[Set exercise]:
A line counts if it contains the word "stets" at least once. State how many such lines the records contain, giving the number alone.

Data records

— Begin —

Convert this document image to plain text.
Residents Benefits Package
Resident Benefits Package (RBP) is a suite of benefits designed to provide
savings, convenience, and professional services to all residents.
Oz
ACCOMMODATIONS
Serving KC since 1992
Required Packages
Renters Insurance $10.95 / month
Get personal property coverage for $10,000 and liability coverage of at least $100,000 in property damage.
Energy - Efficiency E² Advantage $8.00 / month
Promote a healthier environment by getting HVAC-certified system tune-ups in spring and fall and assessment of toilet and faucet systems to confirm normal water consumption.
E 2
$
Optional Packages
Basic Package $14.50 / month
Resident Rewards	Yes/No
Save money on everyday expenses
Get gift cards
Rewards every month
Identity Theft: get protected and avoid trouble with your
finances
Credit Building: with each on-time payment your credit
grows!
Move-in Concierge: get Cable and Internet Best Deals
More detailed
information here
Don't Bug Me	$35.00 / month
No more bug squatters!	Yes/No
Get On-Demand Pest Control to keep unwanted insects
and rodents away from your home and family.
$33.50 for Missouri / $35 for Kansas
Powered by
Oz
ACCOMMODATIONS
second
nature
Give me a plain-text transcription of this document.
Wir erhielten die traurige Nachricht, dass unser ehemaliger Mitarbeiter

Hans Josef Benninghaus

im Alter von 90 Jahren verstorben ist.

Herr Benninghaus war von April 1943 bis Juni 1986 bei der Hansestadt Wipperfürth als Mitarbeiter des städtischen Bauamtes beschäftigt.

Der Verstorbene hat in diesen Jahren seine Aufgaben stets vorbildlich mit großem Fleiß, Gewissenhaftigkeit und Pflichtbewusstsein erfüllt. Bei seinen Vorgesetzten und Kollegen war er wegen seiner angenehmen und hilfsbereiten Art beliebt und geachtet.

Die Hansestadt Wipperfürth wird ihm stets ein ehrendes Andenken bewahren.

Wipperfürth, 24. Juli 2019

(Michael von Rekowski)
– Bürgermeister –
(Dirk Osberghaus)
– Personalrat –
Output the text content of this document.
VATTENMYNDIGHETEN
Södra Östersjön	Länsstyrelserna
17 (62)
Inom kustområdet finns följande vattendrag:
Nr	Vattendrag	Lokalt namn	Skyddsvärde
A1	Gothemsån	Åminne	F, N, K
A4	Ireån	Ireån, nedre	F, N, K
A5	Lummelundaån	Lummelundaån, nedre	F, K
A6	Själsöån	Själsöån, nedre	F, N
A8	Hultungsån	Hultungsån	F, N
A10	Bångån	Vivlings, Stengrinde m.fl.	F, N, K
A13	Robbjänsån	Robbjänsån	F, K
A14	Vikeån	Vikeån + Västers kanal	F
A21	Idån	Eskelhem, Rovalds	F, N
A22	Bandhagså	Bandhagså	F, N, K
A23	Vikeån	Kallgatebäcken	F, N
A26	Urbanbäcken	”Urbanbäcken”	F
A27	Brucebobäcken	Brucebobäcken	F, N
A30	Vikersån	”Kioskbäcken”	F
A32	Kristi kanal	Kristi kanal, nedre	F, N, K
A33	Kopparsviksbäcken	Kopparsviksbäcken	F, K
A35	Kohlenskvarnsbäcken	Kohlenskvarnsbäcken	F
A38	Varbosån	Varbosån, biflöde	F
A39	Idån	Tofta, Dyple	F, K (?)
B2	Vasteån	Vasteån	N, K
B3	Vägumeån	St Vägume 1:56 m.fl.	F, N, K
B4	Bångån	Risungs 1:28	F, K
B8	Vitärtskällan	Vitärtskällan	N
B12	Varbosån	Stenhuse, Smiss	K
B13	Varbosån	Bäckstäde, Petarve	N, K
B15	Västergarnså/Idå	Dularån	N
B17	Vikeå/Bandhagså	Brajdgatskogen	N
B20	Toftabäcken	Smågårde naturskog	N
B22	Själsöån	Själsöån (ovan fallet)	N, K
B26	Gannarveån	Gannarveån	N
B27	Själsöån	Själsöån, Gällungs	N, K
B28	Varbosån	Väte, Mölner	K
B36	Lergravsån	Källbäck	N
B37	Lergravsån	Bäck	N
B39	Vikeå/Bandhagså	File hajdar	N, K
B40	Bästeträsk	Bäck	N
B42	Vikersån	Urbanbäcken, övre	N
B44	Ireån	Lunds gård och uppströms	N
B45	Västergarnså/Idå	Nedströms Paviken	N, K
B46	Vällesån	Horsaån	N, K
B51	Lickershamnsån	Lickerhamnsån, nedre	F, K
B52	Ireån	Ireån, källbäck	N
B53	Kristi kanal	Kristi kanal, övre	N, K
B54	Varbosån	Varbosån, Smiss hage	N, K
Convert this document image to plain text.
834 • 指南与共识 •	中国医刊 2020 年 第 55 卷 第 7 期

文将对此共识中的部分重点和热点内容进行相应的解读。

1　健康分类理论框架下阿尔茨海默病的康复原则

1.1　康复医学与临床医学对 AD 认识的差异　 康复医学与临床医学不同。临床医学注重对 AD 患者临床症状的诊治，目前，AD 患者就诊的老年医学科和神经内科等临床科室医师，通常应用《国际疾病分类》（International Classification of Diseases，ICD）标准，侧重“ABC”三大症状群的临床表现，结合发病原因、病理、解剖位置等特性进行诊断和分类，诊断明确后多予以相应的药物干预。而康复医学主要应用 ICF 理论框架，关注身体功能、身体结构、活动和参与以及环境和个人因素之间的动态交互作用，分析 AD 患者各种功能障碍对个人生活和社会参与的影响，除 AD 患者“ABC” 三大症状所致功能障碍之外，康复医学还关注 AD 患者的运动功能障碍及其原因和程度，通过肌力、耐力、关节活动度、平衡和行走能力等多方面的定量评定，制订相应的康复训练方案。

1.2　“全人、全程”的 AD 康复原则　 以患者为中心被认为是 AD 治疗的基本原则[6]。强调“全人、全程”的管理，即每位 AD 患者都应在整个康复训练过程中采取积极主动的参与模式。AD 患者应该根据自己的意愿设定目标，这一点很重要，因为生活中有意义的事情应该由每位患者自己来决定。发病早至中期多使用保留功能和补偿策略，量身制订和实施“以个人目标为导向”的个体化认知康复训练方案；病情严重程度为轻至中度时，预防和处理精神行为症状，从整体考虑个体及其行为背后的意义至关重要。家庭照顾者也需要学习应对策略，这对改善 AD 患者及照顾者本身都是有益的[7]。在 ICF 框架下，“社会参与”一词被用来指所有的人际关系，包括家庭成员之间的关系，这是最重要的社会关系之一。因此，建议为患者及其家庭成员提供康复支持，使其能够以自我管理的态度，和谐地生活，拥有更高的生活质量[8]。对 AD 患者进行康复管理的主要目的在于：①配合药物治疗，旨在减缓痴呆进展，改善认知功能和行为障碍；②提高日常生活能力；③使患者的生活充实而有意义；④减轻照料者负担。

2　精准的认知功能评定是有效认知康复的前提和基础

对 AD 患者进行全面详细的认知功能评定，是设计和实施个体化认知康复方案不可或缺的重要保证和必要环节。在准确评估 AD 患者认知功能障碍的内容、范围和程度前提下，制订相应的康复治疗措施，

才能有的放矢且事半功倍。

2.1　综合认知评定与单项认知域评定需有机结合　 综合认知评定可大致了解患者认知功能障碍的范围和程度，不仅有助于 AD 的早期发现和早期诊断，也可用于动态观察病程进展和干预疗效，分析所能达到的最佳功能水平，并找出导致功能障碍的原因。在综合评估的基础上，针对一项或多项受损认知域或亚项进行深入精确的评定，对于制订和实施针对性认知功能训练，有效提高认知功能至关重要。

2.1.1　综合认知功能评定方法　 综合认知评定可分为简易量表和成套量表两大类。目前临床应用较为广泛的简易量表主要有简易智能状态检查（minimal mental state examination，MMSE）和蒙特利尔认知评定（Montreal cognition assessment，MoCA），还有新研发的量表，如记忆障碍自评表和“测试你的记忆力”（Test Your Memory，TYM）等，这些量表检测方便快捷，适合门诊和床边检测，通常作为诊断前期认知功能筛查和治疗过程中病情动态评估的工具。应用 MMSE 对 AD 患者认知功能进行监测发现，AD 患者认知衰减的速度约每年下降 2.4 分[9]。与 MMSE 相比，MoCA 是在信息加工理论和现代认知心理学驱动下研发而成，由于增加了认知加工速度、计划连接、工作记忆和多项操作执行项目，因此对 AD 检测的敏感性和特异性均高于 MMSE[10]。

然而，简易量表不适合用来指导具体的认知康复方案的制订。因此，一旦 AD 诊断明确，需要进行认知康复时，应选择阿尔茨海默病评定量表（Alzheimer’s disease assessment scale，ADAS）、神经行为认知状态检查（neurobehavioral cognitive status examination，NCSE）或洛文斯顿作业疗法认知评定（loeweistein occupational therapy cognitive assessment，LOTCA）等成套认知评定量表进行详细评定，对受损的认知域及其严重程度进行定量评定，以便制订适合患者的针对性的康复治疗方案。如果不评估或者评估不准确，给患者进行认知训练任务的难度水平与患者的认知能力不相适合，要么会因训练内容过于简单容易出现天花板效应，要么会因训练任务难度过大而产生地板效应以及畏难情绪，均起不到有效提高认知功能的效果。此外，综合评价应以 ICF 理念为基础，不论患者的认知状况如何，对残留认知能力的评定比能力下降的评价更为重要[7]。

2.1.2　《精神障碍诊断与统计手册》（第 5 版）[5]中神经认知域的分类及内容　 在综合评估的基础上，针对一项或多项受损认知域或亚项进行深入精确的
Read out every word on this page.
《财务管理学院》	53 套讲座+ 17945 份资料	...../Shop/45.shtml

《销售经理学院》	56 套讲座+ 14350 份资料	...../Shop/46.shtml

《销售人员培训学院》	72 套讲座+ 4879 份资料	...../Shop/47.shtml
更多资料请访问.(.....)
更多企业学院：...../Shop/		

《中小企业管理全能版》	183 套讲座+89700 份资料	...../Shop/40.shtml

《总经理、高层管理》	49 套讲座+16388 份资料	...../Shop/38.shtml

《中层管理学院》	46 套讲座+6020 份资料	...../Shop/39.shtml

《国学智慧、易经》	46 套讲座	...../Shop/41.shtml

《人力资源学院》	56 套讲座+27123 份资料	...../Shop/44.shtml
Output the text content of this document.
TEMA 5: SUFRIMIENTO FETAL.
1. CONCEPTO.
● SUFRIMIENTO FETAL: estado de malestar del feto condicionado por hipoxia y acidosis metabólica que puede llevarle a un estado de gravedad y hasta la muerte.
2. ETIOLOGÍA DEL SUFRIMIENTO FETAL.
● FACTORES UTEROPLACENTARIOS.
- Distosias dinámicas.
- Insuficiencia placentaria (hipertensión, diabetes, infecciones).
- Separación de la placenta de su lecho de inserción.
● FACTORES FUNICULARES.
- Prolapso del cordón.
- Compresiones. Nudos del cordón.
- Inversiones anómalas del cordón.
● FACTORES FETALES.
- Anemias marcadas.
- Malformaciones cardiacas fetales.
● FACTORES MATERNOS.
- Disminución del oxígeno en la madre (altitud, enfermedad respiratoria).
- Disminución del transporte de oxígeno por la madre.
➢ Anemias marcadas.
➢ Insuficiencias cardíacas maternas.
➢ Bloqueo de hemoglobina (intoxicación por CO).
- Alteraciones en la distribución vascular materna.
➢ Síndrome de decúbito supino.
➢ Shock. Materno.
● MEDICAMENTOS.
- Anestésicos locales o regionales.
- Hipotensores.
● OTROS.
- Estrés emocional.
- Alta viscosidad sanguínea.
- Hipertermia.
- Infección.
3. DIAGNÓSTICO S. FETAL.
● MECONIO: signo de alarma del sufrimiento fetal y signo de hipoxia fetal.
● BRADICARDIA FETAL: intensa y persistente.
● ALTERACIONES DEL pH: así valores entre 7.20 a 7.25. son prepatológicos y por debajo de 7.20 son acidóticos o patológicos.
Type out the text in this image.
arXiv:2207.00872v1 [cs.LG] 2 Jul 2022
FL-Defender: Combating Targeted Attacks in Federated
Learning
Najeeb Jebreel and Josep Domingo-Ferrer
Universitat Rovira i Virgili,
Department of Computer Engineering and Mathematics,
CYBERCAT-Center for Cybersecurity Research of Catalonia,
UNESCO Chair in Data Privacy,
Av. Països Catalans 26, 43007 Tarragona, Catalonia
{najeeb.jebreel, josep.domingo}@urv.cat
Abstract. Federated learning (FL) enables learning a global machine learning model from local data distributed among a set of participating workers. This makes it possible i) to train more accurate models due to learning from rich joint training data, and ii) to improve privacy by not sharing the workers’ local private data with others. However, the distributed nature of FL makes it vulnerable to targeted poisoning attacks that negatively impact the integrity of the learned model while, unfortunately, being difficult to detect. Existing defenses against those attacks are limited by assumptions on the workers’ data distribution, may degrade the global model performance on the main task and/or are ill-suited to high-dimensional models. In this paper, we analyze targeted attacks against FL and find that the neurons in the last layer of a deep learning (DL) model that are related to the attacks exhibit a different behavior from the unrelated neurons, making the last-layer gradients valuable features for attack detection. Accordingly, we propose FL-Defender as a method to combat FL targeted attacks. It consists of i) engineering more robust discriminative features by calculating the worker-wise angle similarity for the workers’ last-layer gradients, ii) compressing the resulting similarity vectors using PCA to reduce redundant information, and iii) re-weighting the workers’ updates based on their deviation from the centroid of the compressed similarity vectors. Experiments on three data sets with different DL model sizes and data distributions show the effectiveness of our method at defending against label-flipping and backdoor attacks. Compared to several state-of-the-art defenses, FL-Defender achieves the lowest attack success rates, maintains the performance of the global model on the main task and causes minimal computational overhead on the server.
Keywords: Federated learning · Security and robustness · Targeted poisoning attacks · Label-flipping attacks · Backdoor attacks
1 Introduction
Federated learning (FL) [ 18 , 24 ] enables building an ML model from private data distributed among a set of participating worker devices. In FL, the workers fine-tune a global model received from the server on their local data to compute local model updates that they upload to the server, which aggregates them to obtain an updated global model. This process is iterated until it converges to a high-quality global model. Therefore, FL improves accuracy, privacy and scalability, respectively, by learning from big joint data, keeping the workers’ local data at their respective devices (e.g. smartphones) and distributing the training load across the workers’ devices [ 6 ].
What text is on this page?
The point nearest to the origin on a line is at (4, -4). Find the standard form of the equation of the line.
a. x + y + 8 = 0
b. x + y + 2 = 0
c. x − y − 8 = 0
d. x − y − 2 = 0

— End —

[Exercise answer]:
2